**Input data**:
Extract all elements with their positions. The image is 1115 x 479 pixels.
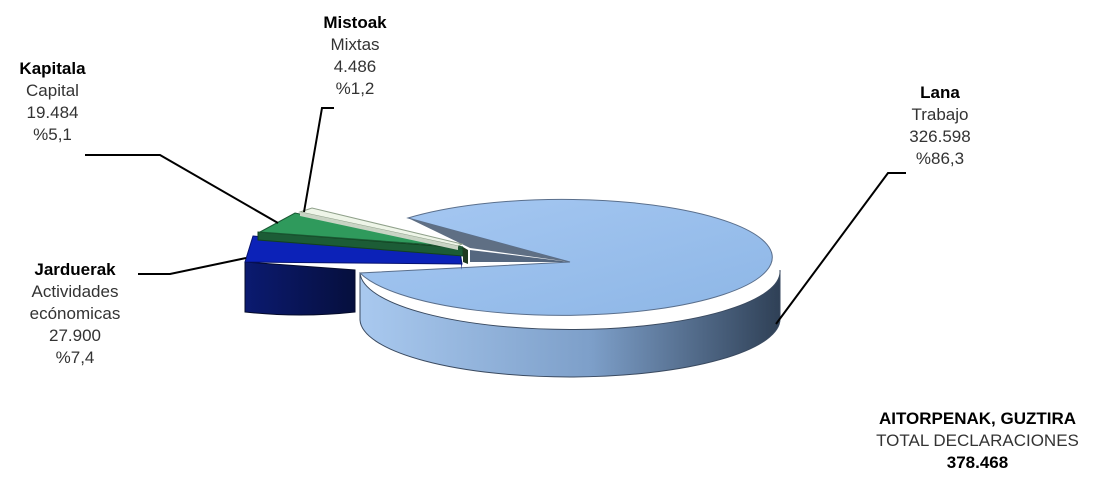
label-kapitala-eu: Kapitala xyxy=(19,59,86,78)
leader-line-lana xyxy=(775,172,906,325)
leader-line-jarduerak xyxy=(138,257,247,275)
slice-jarduerak-wall xyxy=(460,252,462,270)
label-jarduerak-value: 27.900 xyxy=(49,326,101,345)
slice-lana-inner-face xyxy=(470,250,570,262)
label-mistoak: Mistoak Mixtas 4.486 %1,2 xyxy=(295,12,415,100)
label-jarduerak-es: Actividades xyxy=(31,282,119,301)
label-kapitala-es: Capital xyxy=(26,81,79,100)
slice-kapitala-wall xyxy=(463,247,468,264)
total-declarations: AITORPENAK, GUZTIRA TOTAL DECLARACIONES … xyxy=(845,408,1110,474)
slice-lana xyxy=(358,198,781,378)
label-lana-value: 326.598 xyxy=(909,127,971,146)
slice-lana-wall xyxy=(408,218,570,262)
label-jarduerak-eu: Jarduerak xyxy=(34,260,116,279)
slice-mistoak xyxy=(298,207,464,250)
label-jarduerak-es2: ecónomicas xyxy=(29,304,121,323)
total-title-es: TOTAL DECLARACIONES xyxy=(876,431,1079,450)
slice-mistoak-side xyxy=(300,212,458,250)
label-mistoak-value: 4.486 xyxy=(333,57,377,76)
total-title-eu: AITORPENAK, GUZTIRA xyxy=(878,409,1077,428)
slice-lana-top xyxy=(358,198,773,316)
label-kapitala-value: 19.484 xyxy=(26,103,79,122)
label-mistoak-es: Mixtas xyxy=(330,35,380,54)
label-lana-percent: %86,3 xyxy=(915,149,965,168)
label-lana-eu: Lana xyxy=(920,83,960,102)
slice-jarduerak-side xyxy=(244,261,356,316)
label-kapitala: Kapitala Capital 19.484 %5,1 xyxy=(0,58,105,146)
total-value: 378.468 xyxy=(946,453,1009,472)
label-mistoak-percent: %1,2 xyxy=(335,79,375,98)
label-jarduerak-percent: %7,4 xyxy=(55,348,95,367)
label-lana-es: Trabajo xyxy=(911,105,969,124)
label-jarduerak: Jarduerak Actividades ecónomicas 27.900 … xyxy=(5,259,145,369)
label-lana: Lana Trabajo 326.598 %86,3 xyxy=(880,82,1000,170)
label-mistoak-eu: Mistoak xyxy=(323,13,387,32)
leader-line-mistoak xyxy=(303,107,334,213)
label-kapitala-percent: %5,1 xyxy=(33,125,72,144)
leader-line-kapitala xyxy=(85,154,279,224)
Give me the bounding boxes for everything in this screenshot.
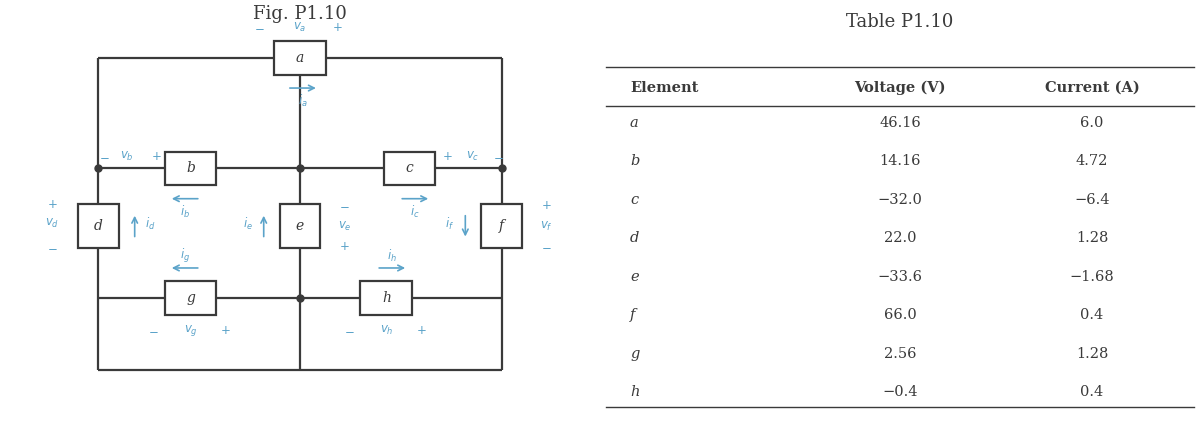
Text: h: h bbox=[630, 385, 640, 399]
Text: $i_e$: $i_e$ bbox=[244, 216, 253, 232]
Text: 1.28: 1.28 bbox=[1076, 231, 1108, 245]
Text: Fig. P1.10: Fig. P1.10 bbox=[253, 6, 347, 23]
Text: $-$: $-$ bbox=[98, 150, 109, 163]
Text: −32.0: −32.0 bbox=[877, 193, 923, 207]
Text: 0.4: 0.4 bbox=[1080, 308, 1104, 322]
Text: $v_b$: $v_b$ bbox=[120, 150, 134, 163]
Text: $i_d$: $i_d$ bbox=[145, 216, 156, 232]
Text: b: b bbox=[630, 154, 640, 168]
Text: $i_g$: $i_g$ bbox=[180, 247, 190, 265]
Bar bbox=[384, 152, 436, 185]
Text: $-$: $-$ bbox=[541, 240, 551, 253]
Text: d: d bbox=[94, 219, 103, 233]
Text: 22.0: 22.0 bbox=[883, 231, 917, 245]
Text: c: c bbox=[406, 162, 413, 175]
Text: 46.16: 46.16 bbox=[880, 116, 920, 129]
Text: Table P1.10: Table P1.10 bbox=[846, 13, 954, 31]
Text: $v_a$: $v_a$ bbox=[293, 21, 307, 34]
Text: $i_h$: $i_h$ bbox=[388, 249, 397, 265]
Text: d: d bbox=[630, 231, 640, 245]
Bar bbox=[481, 204, 522, 248]
Text: $-$: $-$ bbox=[340, 200, 349, 213]
Text: $+$: $+$ bbox=[220, 324, 230, 337]
Bar bbox=[280, 204, 320, 248]
Text: $v_f$: $v_f$ bbox=[540, 220, 552, 233]
Bar bbox=[164, 281, 216, 315]
Text: $i_c$: $i_c$ bbox=[410, 204, 420, 220]
Text: e: e bbox=[630, 270, 638, 284]
Text: Element: Element bbox=[630, 81, 698, 94]
Text: $i_f$: $i_f$ bbox=[445, 216, 455, 232]
Text: f: f bbox=[630, 308, 635, 322]
Bar bbox=[78, 204, 119, 248]
Text: $+$: $+$ bbox=[151, 150, 161, 163]
Text: −33.6: −33.6 bbox=[877, 270, 923, 284]
Text: $-$: $-$ bbox=[47, 241, 58, 254]
Text: $+$: $+$ bbox=[332, 21, 343, 34]
Text: g: g bbox=[630, 347, 640, 361]
Text: 4.72: 4.72 bbox=[1076, 154, 1108, 168]
Text: −6.4: −6.4 bbox=[1074, 193, 1110, 207]
Bar bbox=[164, 152, 216, 185]
Text: $+$: $+$ bbox=[442, 150, 452, 163]
Text: $v_c$: $v_c$ bbox=[466, 150, 480, 163]
Text: $-$: $-$ bbox=[254, 21, 265, 34]
Text: $+$: $+$ bbox=[340, 240, 349, 253]
Text: $-$: $-$ bbox=[493, 150, 504, 163]
Text: f: f bbox=[499, 219, 504, 233]
Text: $+$: $+$ bbox=[415, 324, 426, 337]
Text: c: c bbox=[630, 193, 638, 207]
Text: 1.28: 1.28 bbox=[1076, 347, 1108, 361]
Text: $+$: $+$ bbox=[541, 200, 551, 213]
Bar bbox=[360, 281, 413, 315]
Text: $-$: $-$ bbox=[148, 324, 158, 337]
Text: 0.4: 0.4 bbox=[1080, 385, 1104, 399]
Text: a: a bbox=[630, 116, 638, 129]
Text: $-$: $-$ bbox=[343, 324, 354, 337]
Text: $v_h$: $v_h$ bbox=[379, 324, 394, 337]
Text: Current (A): Current (A) bbox=[1045, 81, 1139, 94]
Text: b: b bbox=[186, 162, 194, 175]
Text: Voltage (V): Voltage (V) bbox=[854, 81, 946, 95]
Bar bbox=[274, 41, 326, 74]
Text: $i_b$: $i_b$ bbox=[180, 204, 190, 220]
Text: −1.68: −1.68 bbox=[1069, 270, 1115, 284]
Text: $v_d$: $v_d$ bbox=[46, 217, 60, 230]
Text: $v_e$: $v_e$ bbox=[337, 220, 352, 233]
Text: 2.56: 2.56 bbox=[883, 347, 917, 361]
Text: h: h bbox=[382, 291, 391, 305]
Text: e: e bbox=[296, 219, 304, 233]
Text: $i_a$: $i_a$ bbox=[298, 93, 307, 109]
Text: $+$: $+$ bbox=[47, 198, 58, 211]
Text: −0.4: −0.4 bbox=[882, 385, 918, 399]
Text: $v_g$: $v_g$ bbox=[184, 323, 198, 338]
Text: 6.0: 6.0 bbox=[1080, 116, 1104, 129]
Text: g: g bbox=[186, 291, 194, 305]
Text: a: a bbox=[296, 51, 304, 65]
Text: 14.16: 14.16 bbox=[880, 154, 920, 168]
Text: 66.0: 66.0 bbox=[883, 308, 917, 322]
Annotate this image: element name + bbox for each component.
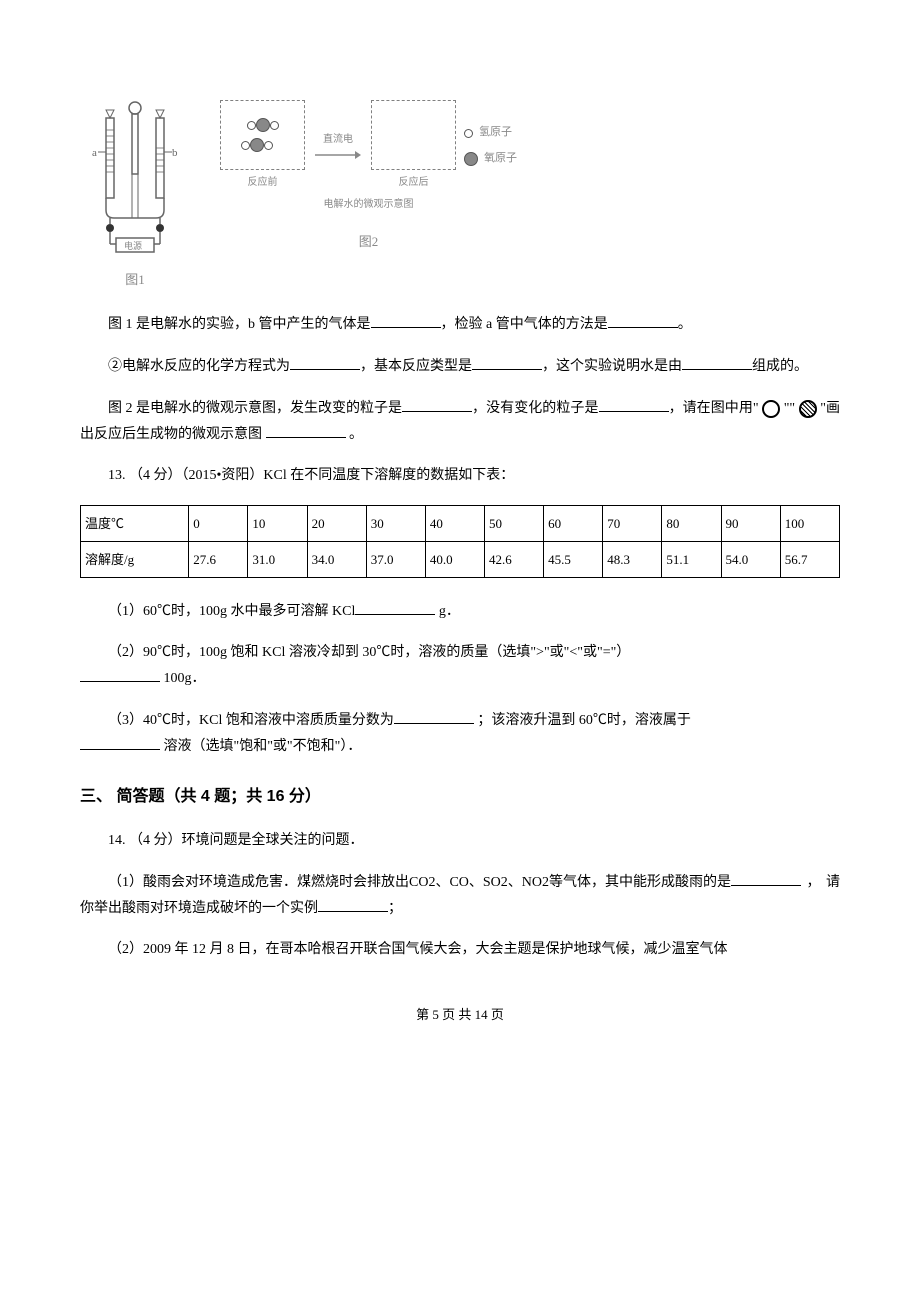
blank (682, 353, 752, 370)
blank (355, 598, 435, 615)
blank (731, 869, 801, 886)
table-cell: 34.0 (307, 541, 366, 577)
after-box (371, 100, 456, 170)
blank (266, 421, 346, 438)
blank (394, 707, 474, 724)
table-cell: 80 (662, 505, 721, 541)
table-cell: 50 (484, 505, 543, 541)
table-cell: 10 (248, 505, 307, 541)
table-cell: 90 (721, 505, 780, 541)
table-cell: 100 (780, 505, 839, 541)
power-label-text: 电源 (124, 240, 142, 251)
fig1-caption: 图1 (125, 268, 145, 291)
table-cell: 60 (544, 505, 603, 541)
table-row: 溶解度/g 27.6 31.0 34.0 37.0 40.0 42.6 45.5… (81, 541, 840, 577)
table-cell: 30 (366, 505, 425, 541)
table-row: 温度℃ 0 10 20 30 40 50 60 70 80 90 100 (81, 505, 840, 541)
q12-line3: 图 2 是电解水的微观示意图，发生改变的粒子是，没有变化的粒子是，请在图中用" … (80, 395, 840, 447)
table-cell: 37.0 (366, 541, 425, 577)
table-cell: 31.0 (248, 541, 307, 577)
blank (290, 353, 360, 370)
arrow-label: 直流电 (323, 131, 353, 149)
q13-intro: 13. （4 分）（2015•资阳）KCl 在不同温度下溶解度的数据如下表： (80, 463, 840, 488)
table-cell: 54.0 (721, 541, 780, 577)
oxygen-atom-icon (464, 152, 478, 166)
electrolysis-apparatus-icon: a b 电源 (80, 100, 190, 260)
figure-2: 反应前 直流电 反应后 氢原子 氧原子 (220, 100, 517, 253)
arrow-icon (313, 149, 363, 161)
blank (371, 311, 441, 328)
atom-legend: 氢原子 氧原子 (464, 123, 517, 169)
fig2-caption: 图2 (359, 230, 379, 253)
blank (472, 353, 542, 370)
hatched-circle-icon (799, 400, 817, 418)
circle-icon (762, 400, 780, 418)
after-label: 反应后 (399, 174, 429, 192)
table-cell: 40 (425, 505, 484, 541)
page-footer: 第 5 页 共 14 页 (80, 1003, 840, 1026)
q12-line2: ②电解水反应的化学方程式为，基本反应类型是，这个实验说明水是由组成的。 (80, 353, 840, 379)
table-cell: 42.6 (484, 541, 543, 577)
figures-row: a b 电源 图1 (80, 100, 840, 291)
table-cell: 27.6 (189, 541, 248, 577)
table-cell: 温度℃ (81, 505, 189, 541)
label-a-text: a (92, 147, 97, 159)
q13-sub2: （2）90℃时，100g 饱和 KCl 溶液冷却到 30℃时，溶液的质量（选填"… (80, 640, 840, 691)
q14-intro: 14. （4 分）环境问题是全球关注的问题． (80, 828, 840, 853)
before-label: 反应前 (248, 174, 278, 192)
diagram-subcaption: 电解水的微观示意图 (324, 196, 414, 214)
before-box (220, 100, 305, 170)
microscopic-diagram: 反应前 直流电 反应后 氢原子 氧原子 (220, 100, 517, 192)
blank (80, 665, 160, 682)
water-molecule-icon (241, 138, 273, 152)
table-cell: 40.0 (425, 541, 484, 577)
blank (318, 895, 388, 912)
q13-sub3: （3）40℃时，KCl 饱和溶液中溶质质量分数为 ；该溶液升温到 60℃时，溶液… (80, 707, 840, 759)
table-cell: 0 (189, 505, 248, 541)
blank (80, 733, 160, 750)
table-cell: 20 (307, 505, 366, 541)
section-3-heading: 三、 简答题（共 4 题；共 16 分） (80, 783, 840, 812)
legend-o-label: 氧原子 (484, 149, 517, 169)
q13-sub1: （1）60℃时，100g 水中最多可溶解 KCl g． (80, 598, 840, 624)
q14-sub1: （1）酸雨会对环境造成危害．煤燃烧时会排放出CO2、CO、SO2、NO2等气体，… (80, 869, 840, 921)
table-cell: 51.1 (662, 541, 721, 577)
q14-sub2: （2）2009 年 12 月 8 日，在哥本哈根召开联合国气候大会，大会主题是保… (80, 937, 840, 962)
hydrogen-atom-icon (464, 129, 473, 138)
blank (599, 395, 669, 412)
figure-1: a b 电源 图1 (80, 100, 190, 291)
solubility-table: 温度℃ 0 10 20 30 40 50 60 70 80 90 100 溶解度… (80, 505, 840, 579)
table-cell: 45.5 (544, 541, 603, 577)
table-cell: 56.7 (780, 541, 839, 577)
label-b-text: b (172, 147, 178, 159)
table-cell: 48.3 (603, 541, 662, 577)
q12-line1: 图 1 是电解水的实验，b 管中产生的气体是，检验 a 管中气体的方法是。 (80, 311, 840, 337)
table-cell: 70 (603, 505, 662, 541)
blank (608, 311, 678, 328)
legend-h-label: 氢原子 (479, 123, 512, 143)
arrow-section: 直流电 (313, 131, 363, 161)
table-cell: 溶解度/g (81, 541, 189, 577)
water-molecule-icon (247, 118, 279, 132)
blank (402, 395, 472, 412)
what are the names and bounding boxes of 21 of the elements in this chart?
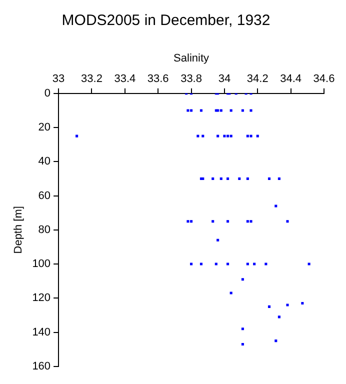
- x-tick-label: 33.6: [147, 72, 169, 85]
- y-tick-label: 140: [32, 326, 51, 338]
- y-tick-label: 100: [32, 258, 51, 270]
- x-tick-label: 34: [218, 72, 231, 85]
- x-tick-label: 33: [52, 72, 65, 85]
- x-tick-label: 34.4: [280, 72, 302, 85]
- chart-title: MODS2005 in December, 1932: [62, 12, 270, 30]
- y-axis-title: Depth [m]: [12, 206, 25, 254]
- y-tick-label: 120: [32, 292, 51, 304]
- y-tick-label: 0: [44, 87, 51, 100]
- y-tick-label: 80: [38, 224, 51, 236]
- y-tick-label: 60: [38, 190, 51, 202]
- x-tick-label: 33.4: [114, 72, 136, 85]
- x-axis-title: Salinity: [174, 52, 210, 65]
- x-tick-label: 33.8: [180, 72, 202, 85]
- y-tick-label: 40: [38, 156, 51, 168]
- y-tick-label: 160: [32, 360, 51, 372]
- x-tick-label: 34.2: [246, 72, 268, 85]
- y-tick-label: 20: [38, 122, 51, 134]
- x-tick-label: 33.2: [81, 72, 102, 85]
- x-tick-label: 34.6: [313, 72, 335, 85]
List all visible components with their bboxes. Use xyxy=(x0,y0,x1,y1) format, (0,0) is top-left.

**Work instructions**: Copy out the lines in the records, from the line with "- x-tick-label: 33.6: [147, 72, 169, 85]" up to and including the line with "- y-tick-label: 80: [38, 224, 51, 236]".

**Result of this task**:
- x-tick-label: 33.6: [147, 72, 169, 85]
- y-tick-label: 140: [32, 326, 51, 338]
- y-tick-label: 100: [32, 258, 51, 270]
- x-tick-label: 34: [218, 72, 231, 85]
- x-tick-label: 33: [52, 72, 65, 85]
- x-tick-label: 34.4: [280, 72, 302, 85]
- chart-title: MODS2005 in December, 1932: [62, 12, 270, 30]
- y-axis-title: Depth [m]: [12, 206, 25, 254]
- y-tick-label: 120: [32, 292, 51, 304]
- y-tick-label: 0: [44, 87, 51, 100]
- y-tick-label: 80: [38, 224, 51, 236]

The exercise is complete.